**Your objective**
Search the material for the string "think" and copy each line where it occurs.

==========

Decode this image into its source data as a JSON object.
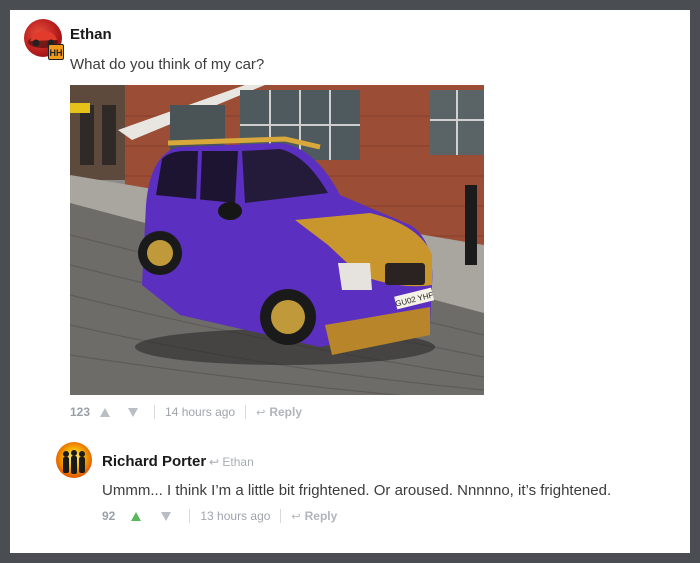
{
  "comments": [
    {
      "author": "Ethan",
      "text": "What do you think of my car?",
      "avatar_badge": "HH",
      "votes": "123",
      "time": "14 hours ago",
      "reply_label": "Reply",
      "upvoted": false,
      "image_plate": "GU02 YHF"
    },
    {
      "author": "Richard Porter",
      "reply_to": "Ethan",
      "text": "Ummm... I think I’m a little bit frightened. Or aroused. Nnnnno, it’s frightened.",
      "votes": "92",
      "time": "13 hours ago",
      "reply_label": "Reply",
      "upvoted": true
    }
  ],
  "colors": {
    "upvote_active": "#5cb85c",
    "car_body": "#5b2fbf",
    "car_gold": "#c9962e",
    "frame_border": "#4a4d52"
  },
  "icons": [
    "upvote-arrow-icon",
    "downvote-arrow-icon",
    "reply-arrow-icon"
  ]
}
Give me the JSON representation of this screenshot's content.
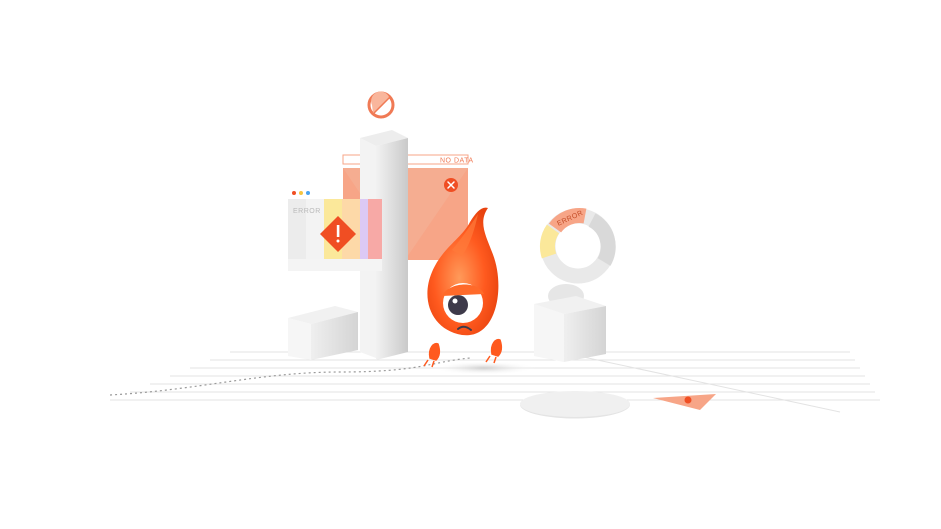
{
  "labels": {
    "no_data": "NO DATA",
    "error": "ERROR",
    "error_ring": "ERROR"
  },
  "colors": {
    "flame": "#ff5a1f",
    "flame_light": "#ff8a4a",
    "panel_orange": "#f7a587",
    "accent_red": "#f04e23",
    "gray_block": "#e2e2e2",
    "stripe_yellow": "#fbe89a",
    "stripe_purple": "#dcc9f5",
    "stripe_pink": "#f7a9a6"
  },
  "icons": [
    "no-entry-icon",
    "close-icon",
    "warning-icon",
    "window-dots-icon"
  ]
}
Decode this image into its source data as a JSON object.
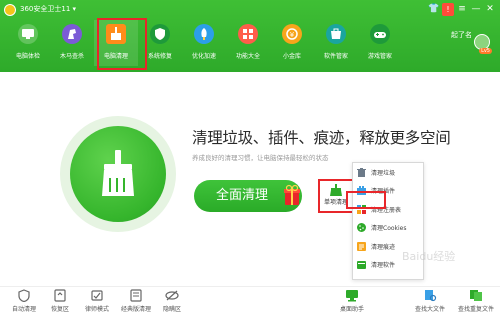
{
  "app": {
    "title": "360安全卫士11 ▾"
  },
  "window_controls": {
    "skin": "👕",
    "badge": "!",
    "menu": "≡",
    "minimize": "—",
    "close": "✕"
  },
  "nav": {
    "items": [
      {
        "label": "电脑体检",
        "icon": "monitor-icon"
      },
      {
        "label": "木马查杀",
        "icon": "horse-icon"
      },
      {
        "label": "电脑清理",
        "icon": "broom-icon",
        "active": true
      },
      {
        "label": "系统修复",
        "icon": "shield-icon"
      },
      {
        "label": "优化加速",
        "icon": "rocket-icon"
      },
      {
        "label": "功能大全",
        "icon": "grid-icon"
      },
      {
        "label": "小金库",
        "icon": "coin-icon"
      },
      {
        "label": "软件管家",
        "icon": "store-icon"
      },
      {
        "label": "游戏管家",
        "icon": "gamepad-icon"
      }
    ]
  },
  "user": {
    "label": "起了名",
    "badge": "Lv5"
  },
  "main": {
    "headline": "清理垃圾、插件、痕迹，释放更多空间",
    "subline": "养成良好的清理习惯，让电脑保持最轻松的状态",
    "clean_button": "全面清理",
    "quick_clean": "单项清理"
  },
  "dropdown": {
    "items": [
      {
        "label": "清理垃圾",
        "icon": "trash-icon"
      },
      {
        "label": "清理插件",
        "icon": "plugin-icon"
      },
      {
        "label": "清理注册表",
        "icon": "registry-icon"
      },
      {
        "label": "清理Cookies",
        "icon": "cookie-icon"
      },
      {
        "label": "清理痕迹",
        "icon": "trace-icon"
      },
      {
        "label": "清理软件",
        "icon": "software-icon"
      }
    ]
  },
  "bottom": {
    "left": [
      {
        "label": "自动清理",
        "icon": "auto-clean-icon"
      },
      {
        "label": "恢复区",
        "icon": "restore-icon"
      },
      {
        "label": "律师模式",
        "icon": "lawyer-icon"
      },
      {
        "label": "经典版清理",
        "icon": "classic-icon"
      },
      {
        "label": "隐瞒区",
        "icon": "hide-icon"
      }
    ],
    "right": [
      {
        "label": "桌面助手",
        "icon": "desktop-icon"
      },
      {
        "label": "查找大文件",
        "icon": "find-file-icon"
      },
      {
        "label": "查找重复文件",
        "icon": "duplicate-icon"
      }
    ]
  },
  "watermark": "Baidu经验",
  "colors": {
    "brand_green": "#2eaa2a",
    "highlight_red": "#e8262a",
    "accent_orange": "#ff8c1a"
  }
}
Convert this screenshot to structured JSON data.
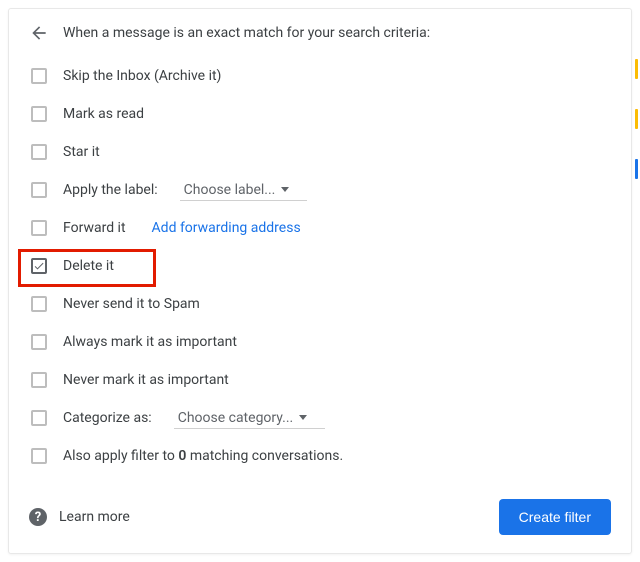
{
  "header": "When a message is an exact match for your search criteria:",
  "options": {
    "skip_inbox": "Skip the Inbox (Archive it)",
    "mark_read": "Mark as read",
    "star_it": "Star it",
    "apply_label": "Apply the label:",
    "choose_label": "Choose label...",
    "forward_it": "Forward it",
    "add_forwarding": "Add forwarding address",
    "delete_it": "Delete it",
    "never_spam": "Never send it to Spam",
    "always_important": "Always mark it as important",
    "never_important": "Never mark it as important",
    "categorize_as": "Categorize as:",
    "choose_category": "Choose category...",
    "also_apply_prefix": "Also apply filter to ",
    "also_apply_count": "0",
    "also_apply_suffix": " matching conversations."
  },
  "footer": {
    "learn_more": "Learn more",
    "create_filter": "Create filter"
  },
  "colors": {
    "stripe1": "#fbbc04",
    "stripe2": "#fbbc04",
    "stripe3": "#1a73e8"
  }
}
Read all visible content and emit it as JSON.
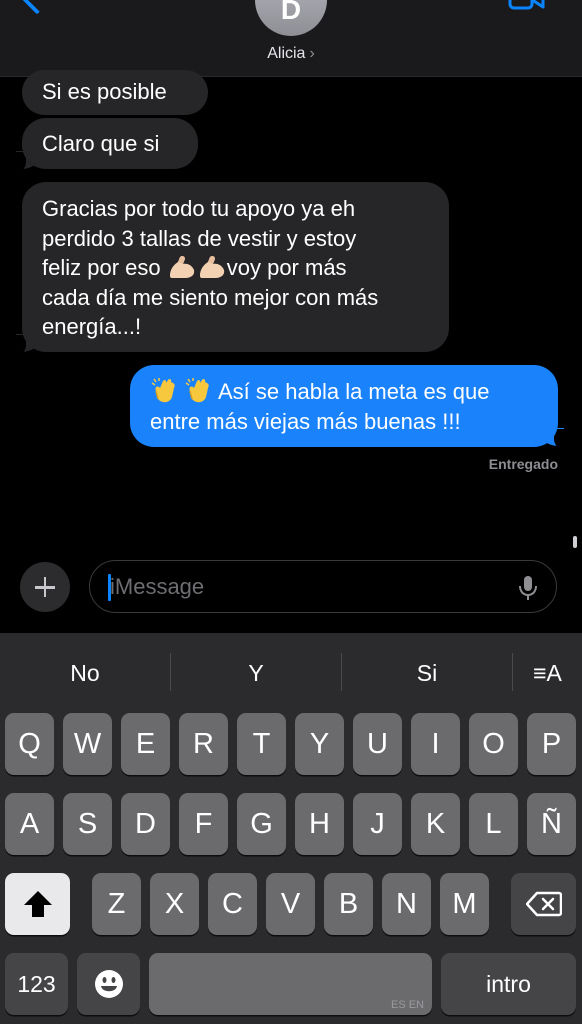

==========

**Exercise solution**
      "text": "What do you think of my car?",
      "text": "Ummm... I think I’m a little bit frightened. Or aroused. Nnnnno, it’s frightened.",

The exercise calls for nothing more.